EXERCISE DESCRIPTION: Please rewrite the material below, replacing each "review-paragraph" with "review-text" and keeping everything else identical.
-- START STORED RECORDS --
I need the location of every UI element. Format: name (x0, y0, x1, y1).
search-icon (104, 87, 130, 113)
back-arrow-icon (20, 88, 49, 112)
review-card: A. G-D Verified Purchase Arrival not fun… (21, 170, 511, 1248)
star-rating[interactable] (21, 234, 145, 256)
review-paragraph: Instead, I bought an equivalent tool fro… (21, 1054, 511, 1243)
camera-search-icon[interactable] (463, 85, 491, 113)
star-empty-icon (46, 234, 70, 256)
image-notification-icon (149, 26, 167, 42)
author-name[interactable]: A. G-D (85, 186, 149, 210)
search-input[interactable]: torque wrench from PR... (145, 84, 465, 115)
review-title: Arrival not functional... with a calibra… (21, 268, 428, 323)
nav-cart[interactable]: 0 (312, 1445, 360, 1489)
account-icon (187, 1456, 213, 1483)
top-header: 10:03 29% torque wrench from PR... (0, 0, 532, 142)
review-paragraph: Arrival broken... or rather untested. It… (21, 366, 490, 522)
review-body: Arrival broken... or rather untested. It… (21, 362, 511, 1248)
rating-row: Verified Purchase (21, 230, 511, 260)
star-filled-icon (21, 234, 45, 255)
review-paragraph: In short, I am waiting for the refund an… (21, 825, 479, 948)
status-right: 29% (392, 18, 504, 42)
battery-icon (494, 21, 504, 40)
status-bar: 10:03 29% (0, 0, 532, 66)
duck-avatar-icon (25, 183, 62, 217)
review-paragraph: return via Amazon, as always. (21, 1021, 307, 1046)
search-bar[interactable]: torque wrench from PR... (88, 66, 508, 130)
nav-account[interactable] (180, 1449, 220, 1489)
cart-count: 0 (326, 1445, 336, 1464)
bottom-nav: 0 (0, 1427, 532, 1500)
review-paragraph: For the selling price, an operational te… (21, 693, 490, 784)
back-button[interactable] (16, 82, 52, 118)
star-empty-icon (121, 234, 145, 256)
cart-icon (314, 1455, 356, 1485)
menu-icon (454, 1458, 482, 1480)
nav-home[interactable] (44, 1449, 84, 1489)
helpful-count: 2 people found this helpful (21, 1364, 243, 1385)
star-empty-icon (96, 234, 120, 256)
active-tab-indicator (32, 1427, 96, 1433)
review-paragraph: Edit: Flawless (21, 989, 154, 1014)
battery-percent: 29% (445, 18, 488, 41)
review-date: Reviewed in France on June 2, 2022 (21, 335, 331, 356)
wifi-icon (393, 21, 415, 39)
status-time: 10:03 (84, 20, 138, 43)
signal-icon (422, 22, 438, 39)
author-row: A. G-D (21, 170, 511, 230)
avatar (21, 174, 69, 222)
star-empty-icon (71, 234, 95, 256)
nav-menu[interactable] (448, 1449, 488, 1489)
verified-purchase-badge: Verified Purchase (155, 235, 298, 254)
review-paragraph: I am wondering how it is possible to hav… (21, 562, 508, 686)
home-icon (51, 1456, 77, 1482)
-- END STORED RECORDS --
OUTPUT OF THE EXERCISE:
I need the location of every UI element. Format: name (x0, y0, x1, y1).
search-icon (104, 87, 130, 113)
back-arrow-icon (20, 88, 49, 112)
review-card: A. G-D Verified Purchase Arrival not fun… (21, 170, 511, 1248)
star-rating[interactable] (21, 234, 145, 256)
review-text: Instead, I bought an equivalent tool fro… (21, 1054, 511, 1243)
camera-search-icon[interactable] (463, 85, 491, 113)
star-empty-icon (46, 234, 70, 256)
image-notification-icon (149, 26, 167, 42)
author-name[interactable]: A. G-D (85, 186, 149, 210)
search-input[interactable]: torque wrench from PR... (145, 84, 465, 115)
review-title: Arrival not functional... with a calibra… (21, 268, 428, 323)
nav-cart[interactable]: 0 (312, 1445, 360, 1489)
account-icon (187, 1456, 213, 1483)
top-header: 10:03 29% torque wrench from PR... (0, 0, 532, 142)
review-text: Arrival broken... or rather untested. It… (21, 366, 490, 522)
review-body: Arrival broken... or rather untested. It… (21, 362, 511, 1248)
rating-row: Verified Purchase (21, 230, 511, 260)
star-filled-icon (21, 234, 45, 255)
review-text: In short, I am waiting for the refund an… (21, 825, 479, 948)
status-right: 29% (392, 18, 504, 42)
battery-icon (494, 21, 504, 40)
status-bar: 10:03 29% (0, 0, 532, 66)
duck-avatar-icon (25, 183, 62, 217)
review-text: return via Amazon, as always. (21, 1021, 307, 1046)
search-bar[interactable]: torque wrench from PR... (88, 66, 508, 130)
nav-account[interactable] (180, 1449, 220, 1489)
cart-count: 0 (326, 1445, 336, 1464)
bottom-nav: 0 (0, 1427, 532, 1500)
review-text: For the selling price, an operational te… (21, 693, 490, 784)
back-button[interactable] (16, 82, 52, 118)
star-empty-icon (121, 234, 145, 256)
cart-icon (314, 1455, 356, 1485)
menu-icon (454, 1458, 482, 1480)
nav-home[interactable] (44, 1449, 84, 1489)
helpful-count: 2 people found this helpful (21, 1364, 243, 1385)
star-empty-icon (96, 234, 120, 256)
active-tab-indicator (32, 1427, 96, 1433)
review-text: Edit: Flawless (21, 989, 154, 1014)
battery-percent: 29% (445, 18, 488, 41)
review-date: Reviewed in France on June 2, 2022 (21, 335, 331, 356)
wifi-icon (393, 21, 415, 39)
status-time: 10:03 (84, 20, 138, 43)
signal-icon (422, 22, 438, 39)
author-row: A. G-D (21, 170, 511, 230)
avatar (21, 174, 69, 222)
star-empty-icon (71, 234, 95, 256)
nav-menu[interactable] (448, 1449, 488, 1489)
verified-purchase-badge: Verified Purchase (155, 235, 298, 254)
review-text: I am wondering how it is possible to hav… (21, 562, 508, 686)
home-icon (51, 1456, 77, 1482)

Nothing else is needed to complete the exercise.